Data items
* begin *

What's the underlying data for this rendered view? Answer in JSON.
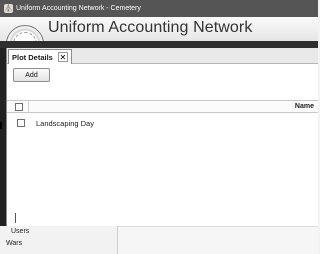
{
  "window": {
    "title": "Uniform Accounting Network - Cemetery",
    "icon": "app-icon"
  },
  "banner": {
    "brand": "Uniform Accounting Network",
    "logo_icon": "seal-logo"
  },
  "tabs": [
    {
      "label": "Plot Details",
      "close_symbol": "✕"
    }
  ],
  "toolbar": {
    "add_label": "Add"
  },
  "grid": {
    "columns": [
      "Name"
    ],
    "rows": [
      {
        "name": "Landscaping Day",
        "checked": false
      }
    ]
  },
  "nav": {
    "items": [
      "Users",
      "Wars"
    ]
  },
  "colors": {
    "titlebar": "#555555",
    "darkbar": "#2f2f2f",
    "panel": "#ffffff"
  }
}
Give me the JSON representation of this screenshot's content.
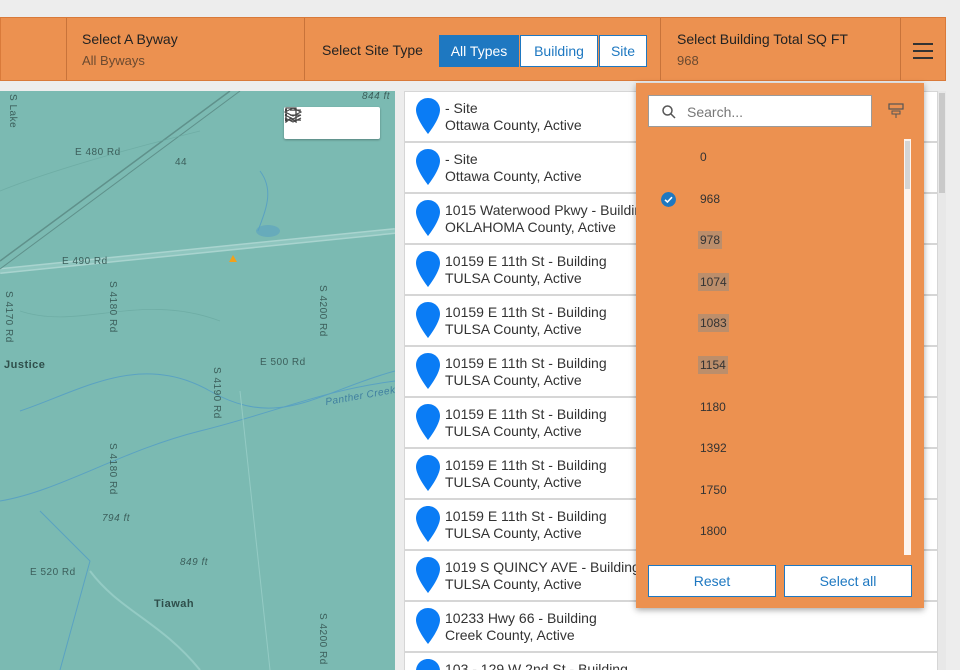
{
  "header": {
    "byway": {
      "label": "Select A Byway",
      "value": "All Byways"
    },
    "site_type": {
      "label": "Select Site Type",
      "buttons": [
        "All Types",
        "Building",
        "Site"
      ],
      "active": "All Types"
    },
    "sqft": {
      "label": "Select Building Total SQ FT",
      "value": "968"
    }
  },
  "map": {
    "labels": {
      "lake": "S Lake",
      "e480": "E 480 Rd",
      "hwy44": "44",
      "e490": "E 490 Rd",
      "s4170": "S 4170 Rd",
      "s4180a": "S 4180 Rd",
      "s4200a": "S 4200 Rd",
      "justice": "Justice",
      "e500": "E 500 Rd",
      "s4190": "S 4190 Rd",
      "panther": "Panther Creek",
      "s4180b": "S 4180 Rd",
      "el794": "794 ft",
      "el849": "849 ft",
      "el844": "844 ft",
      "e520": "E 520 Rd",
      "tiawah": "Tiawah",
      "s4200b": "S 4200 Rd"
    },
    "marker_color": "#f2a11b"
  },
  "list": {
    "items": [
      {
        "title": "- Site",
        "subtitle": "Ottawa County, Active"
      },
      {
        "title": "- Site",
        "subtitle": "Ottawa County, Active"
      },
      {
        "title": "1015 Waterwood Pkwy - Building",
        "subtitle": "OKLAHOMA County, Active"
      },
      {
        "title": "10159 E 11th St - Building",
        "subtitle": "TULSA County, Active"
      },
      {
        "title": "10159 E 11th St - Building",
        "subtitle": "TULSA County, Active"
      },
      {
        "title": "10159 E 11th St - Building",
        "subtitle": "TULSA County, Active"
      },
      {
        "title": "10159 E 11th St - Building",
        "subtitle": "TULSA County, Active"
      },
      {
        "title": "10159 E 11th St - Building",
        "subtitle": "TULSA County, Active"
      },
      {
        "title": "10159 E 11th St - Building",
        "subtitle": "TULSA County, Active"
      },
      {
        "title": "1019 S QUINCY AVE - Building",
        "subtitle": "TULSA County, Active"
      },
      {
        "title": "10233 Hwy 66 - Building",
        "subtitle": "Creek County, Active"
      },
      {
        "title": "103 - 129 W 2nd St - Building",
        "subtitle": ""
      }
    ]
  },
  "dropdown": {
    "search_placeholder": "Search...",
    "options": [
      {
        "label": "0",
        "selected": false,
        "highlighted": false
      },
      {
        "label": "968",
        "selected": true,
        "highlighted": false
      },
      {
        "label": "978",
        "selected": false,
        "highlighted": true
      },
      {
        "label": "1074",
        "selected": false,
        "highlighted": true
      },
      {
        "label": "1083",
        "selected": false,
        "highlighted": true
      },
      {
        "label": "1154",
        "selected": false,
        "highlighted": true
      },
      {
        "label": "1180",
        "selected": false,
        "highlighted": false
      },
      {
        "label": "1392",
        "selected": false,
        "highlighted": false
      },
      {
        "label": "1750",
        "selected": false,
        "highlighted": false
      },
      {
        "label": "1800",
        "selected": false,
        "highlighted": false
      }
    ],
    "reset_label": "Reset",
    "select_all_label": "Select all"
  },
  "colors": {
    "accent": "#ec9150",
    "primary_blue": "#1e78c1",
    "pin_blue": "#0a7cf5",
    "map_bg": "#7bbab2"
  }
}
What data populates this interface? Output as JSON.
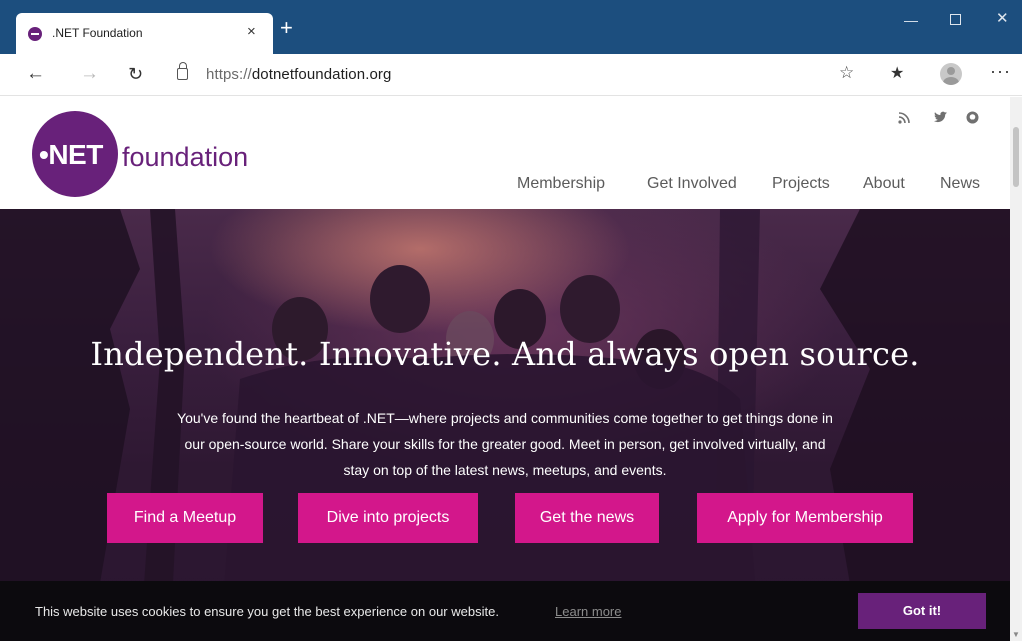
{
  "browser": {
    "tab": {
      "title": ".NET Foundation",
      "close": "×",
      "favicon_icon": "dotnet-favicon-icon"
    },
    "new_tab": "+",
    "window": {
      "minimize": "—",
      "close": "✕"
    },
    "nav": {
      "back": "←",
      "forward": "→",
      "refresh": "↻"
    },
    "url": {
      "scheme": "https://",
      "host": "dotnetfoundation.org"
    },
    "toolbar": {
      "favorite": "☆",
      "favorites_bar": "★",
      "more": "···"
    }
  },
  "site": {
    "logo": {
      "mark": "NET",
      "word": "foundation",
      "color": "#68217a"
    },
    "social": {
      "rss": "⊃",
      "twitter": "🐦",
      "github": "●"
    },
    "nav": [
      "Membership",
      "Get Involved",
      "Projects",
      "About",
      "News"
    ]
  },
  "hero": {
    "title": "Independent. Innovative. And always open source.",
    "description": "You've found the heartbeat of .NET—where projects and communities come together to get things done in our open-source world. Share your skills for the greater good. Meet in person, get involved virtually, and stay on top of the latest news, meetups, and events.",
    "buttons": [
      "Find a Meetup",
      "Dive into projects",
      "Get the news",
      "Apply for Membership"
    ],
    "button_color": "#d3178b"
  },
  "cookie": {
    "text": "This website uses cookies to ensure you get the best experience on our website.",
    "link": "Learn more",
    "button": "Got it!"
  },
  "colors": {
    "titlebar": "#1c4e7e",
    "brand_purple": "#68217a",
    "cta_pink": "#d3178b"
  }
}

* end *

Quote every line of the records above exactly; no picture is to be copied.

What's the underlying data for this rendered view? Answer in JSON.
{
  "window": {
    "title": "Uniform Accounting Network - Cemetery",
    "icon": "app-icon"
  },
  "banner": {
    "brand": "Uniform Accounting Network",
    "logo_icon": "seal-logo"
  },
  "tabs": [
    {
      "label": "Plot Details",
      "close_symbol": "✕"
    }
  ],
  "toolbar": {
    "add_label": "Add"
  },
  "grid": {
    "columns": [
      "Name"
    ],
    "rows": [
      {
        "name": "Landscaping Day",
        "checked": false
      }
    ]
  },
  "nav": {
    "items": [
      "Users",
      "Wars"
    ]
  },
  "colors": {
    "titlebar": "#555555",
    "darkbar": "#2f2f2f",
    "panel": "#ffffff"
  }
}
Give me the JSON representation of this screenshot's content.
{
  "header": {
    "byway": {
      "label": "Select A Byway",
      "value": "All Byways"
    },
    "site_type": {
      "label": "Select Site Type",
      "buttons": [
        "All Types",
        "Building",
        "Site"
      ],
      "active": "All Types"
    },
    "sqft": {
      "label": "Select Building Total SQ FT",
      "value": "968"
    }
  },
  "map": {
    "labels": {
      "lake": "S Lake",
      "e480": "E 480 Rd",
      "hwy44": "44",
      "e490": "E 490 Rd",
      "s4170": "S 4170 Rd",
      "s4180a": "S 4180 Rd",
      "s4200a": "S 4200 Rd",
      "justice": "Justice",
      "e500": "E 500 Rd",
      "s4190": "S 4190 Rd",
      "panther": "Panther Creek",
      "s4180b": "S 4180 Rd",
      "el794": "794 ft",
      "el849": "849 ft",
      "el844": "844 ft",
      "e520": "E 520 Rd",
      "tiawah": "Tiawah",
      "s4200b": "S 4200 Rd"
    },
    "marker_color": "#f2a11b"
  },
  "list": {
    "items": [
      {
        "title": "- Site",
        "subtitle": "Ottawa County, Active"
      },
      {
        "title": "- Site",
        "subtitle": "Ottawa County, Active"
      },
      {
        "title": "1015 Waterwood Pkwy - Building",
        "subtitle": "OKLAHOMA County, Active"
      },
      {
        "title": "10159 E 11th St - Building",
        "subtitle": "TULSA County, Active"
      },
      {
        "title": "10159 E 11th St - Building",
        "subtitle": "TULSA County, Active"
      },
      {
        "title": "10159 E 11th St - Building",
        "subtitle": "TULSA County, Active"
      },
      {
        "title": "10159 E 11th St - Building",
        "subtitle": "TULSA County, Active"
      },
      {
        "title": "10159 E 11th St - Building",
        "subtitle": "TULSA County, Active"
      },
      {
        "title": "10159 E 11th St - Building",
        "subtitle": "TULSA County, Active"
      },
      {
        "title": "1019 S QUINCY AVE - Building",
        "subtitle": "TULSA County, Active"
      },
      {
        "title": "10233 Hwy 66 - Building",
        "subtitle": "Creek County, Active"
      },
      {
        "title": "103 - 129 W 2nd St - Building",
        "subtitle": ""
      }
    ]
  },
  "dropdown": {
    "search_placeholder": "Search...",
    "options": [
      {
        "label": "0",
        "selected": false,
        "highlighted": false
      },
      {
        "label": "968",
        "selected": true,
        "highlighted": false
      },
      {
        "label": "978",
        "selected": false,
        "highlighted": true
      },
      {
        "label": "1074",
        "selected": false,
        "highlighted": true
      },
      {
        "label": "1083",
        "selected": false,
        "highlighted": true
      },
      {
        "label": "1154",
        "selected": false,
        "highlighted": true
      },
      {
        "label": "1180",
        "selected": false,
        "highlighted": false
      },
      {
        "label": "1392",
        "selected": false,
        "highlighted": false
      },
      {
        "label": "1750",
        "selected": false,
        "highlighted": false
      },
      {
        "label": "1800",
        "selected": false,
        "highlighted": false
      }
    ],
    "reset_label": "Reset",
    "select_all_label": "Select all"
  },
  "colors": {
    "accent": "#ec9150",
    "primary_blue": "#1e78c1",
    "pin_blue": "#0a7cf5",
    "map_bg": "#7bbab2"
  }
}
What data populates this interface? Output as JSON.
{
  "browser": {
    "tab": {
      "title": ".NET Foundation",
      "close": "×",
      "favicon_icon": "dotnet-favicon-icon"
    },
    "new_tab": "+",
    "window": {
      "minimize": "—",
      "close": "✕"
    },
    "nav": {
      "back": "←",
      "forward": "→",
      "refresh": "↻"
    },
    "url": {
      "scheme": "https://",
      "host": "dotnetfoundation.org"
    },
    "toolbar": {
      "favorite": "☆",
      "favorites_bar": "★",
      "more": "···"
    }
  },
  "site": {
    "logo": {
      "mark": "NET",
      "word": "foundation",
      "color": "#68217a"
    },
    "social": {
      "rss": "⊃",
      "twitter": "🐦",
      "github": "●"
    },
    "nav": [
      "Membership",
      "Get Involved",
      "Projects",
      "About",
      "News"
    ]
  },
  "hero": {
    "title": "Independent. Innovative. And always open source.",
    "description": "You've found the heartbeat of .NET—where projects and communities come together to get things done in our open-source world. Share your skills for the greater good. Meet in person, get involved virtually, and stay on top of the latest news, meetups, and events.",
    "buttons": [
      "Find a Meetup",
      "Dive into projects",
      "Get the news",
      "Apply for Membership"
    ],
    "button_color": "#d3178b"
  },
  "cookie": {
    "text": "This website uses cookies to ensure you get the best experience on our website.",
    "link": "Learn more",
    "button": "Got it!"
  },
  "colors": {
    "titlebar": "#1c4e7e",
    "brand_purple": "#68217a",
    "cta_pink": "#d3178b"
  }
}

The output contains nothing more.